→ Ketentuan Latihan
Ketik ulang bagian tulisan "Mata Baru" dari "Ada juga Robert" sampai "hal-hal yang biasa." tanpa mengubah satu huruf pun.

→ Halaman
▬▬▬▬▬▬

BerandaOpiniMata Baru

Mata Baru

TANGERANG SELATAN || Kadang kita merasa dunia berjalan begitu-begitu saja. Apa yang terlihat di depan mata terasa biasa, bahkan membosankan. Tapi mungkin, justru di sanalah sesuatu yang luar biasa tersembunyi — menunggu untuk ditemukan.

Ada kisah tentang George de Mestral, seorang insinyur Swiss, yang suatu hari pulang dari berjalan-jalan di hutan. Di baju dan celananya menempel banyak _burr_ — duri kecil yang menempel keras, seperti enggan dilepas

Banyak orang mungkin akan mengeluh, menepuk-nepuk celana, lalu melupakan kejadian itu. Tapi George tidak. Dia berhenti. Ia jongkok, mengambil satu burr dengan jemarinya, memandangnya dengan rasa ingin tahu yang sederhana tapi dalam.

“Apa yang membuat benda kecil ini begitu kuat menempel?” pikirnya.

George membawa duri-duri kecil itu. Di ruang kerjanya, George menaruh burr itu di bawah mikroskop. Ia membungkuk, menahan napas, dan untuk pertama kalinya, melihat dunia lain — kait-kait kecil yang meraih serat kain, mengunci erat seperti dua tangan kecil yang saling berpegangan.

Dalam kesunyian laboratoriumnya itulah lahir ide yang kelak mengubah dunia: *Velcro* (Brandenburger, 2019). Velcro adalah perekat dua sisi yang bisa dibuka dan ditutup berulang kali. Satu sisi berisi kait kecil, sisi lainnya berisi serat halus seperti lingkaran. Saat ditekan bersama, keduanya menempel. Nama “Velcro” berasal dari bahasa Prancis: “velours” (beludru) dan “crochet” (kait).

Ada juga Robert Taylor. Di sebuah kamar mandi biasa, ia memperhatikan sabun batang yang basah, licin, dan lengket di pinggir wastafel. Pemandangan yang bagi kebanyakan orang mungkin sepele, baginya membuka ruang untuk bertanya: bagaimana jika sabun itu bisa lebih bersih, lebih indah? Dari pertanyaan kecil itu, terciptalah Softsoap, sabun cair dalam botol pompa yang hari ini jadi bagian dari keseharian kita.

Keduanya menunjukkan sesuatu yang sederhana, tapi dalam. Kadang yang kita perlukan bukan ide besar, tetapi keberanian untuk melihat yang kecil dengan cara yang baru. Mereka bukan orang yang mengejar dunia baru. Mereka adalah orang-orang yang membiarkan dunia yang biasa berbicara kembali, dengan suara yang baru.

Blaise Pascal pernah menulis bahwa pikiran besar bukan sibuk mengejar yang luar biasa, tetapi justru mampu menemukan makna dalam hal-hal yang biasa.

▬▬▬▬▬▬

→ Daftar
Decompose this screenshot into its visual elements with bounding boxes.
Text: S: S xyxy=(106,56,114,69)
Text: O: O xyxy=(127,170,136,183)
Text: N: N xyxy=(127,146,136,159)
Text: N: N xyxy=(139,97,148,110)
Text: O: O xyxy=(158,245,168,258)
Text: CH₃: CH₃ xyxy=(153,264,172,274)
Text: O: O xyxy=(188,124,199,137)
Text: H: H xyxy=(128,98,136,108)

▬▬▬▬▬▬

→ Penyelesaian
Ada juga Robert Taylor. Di sebuah kamar mandi biasa, ia memperhatikan sabun batang yang basah, licin, dan lengket di pinggir wastafel. Pemandangan yang bagi kebanyakan orang mungkin sepele, baginya membuka ruang untuk bertanya: bagaimana jika sabun itu bisa lebih bersih, lebih indah? Dari pertanyaan kecil itu, terciptalah Softsoap, sabun cair dalam botol pompa yang hari ini jadi bagian dari keseharian kita.

Keduanya menunjukkan sesuatu yang sederhana, tapi dalam. Kadang yang kita perlukan bukan ide besar, tetapi keberanian untuk melihat yang kecil dengan cara yang baru. Mereka bukan orang yang mengejar dunia baru. Mereka adalah orang-orang yang membiarkan dunia yang biasa berbicara kembali, dengan suara yang baru.

Blaise Pascal pernah menulis bahwa pikiran besar bukan sibuk mengejar yang luar biasa, tetapi justru mampu menemukan makna dalam hal-hal yang biasa.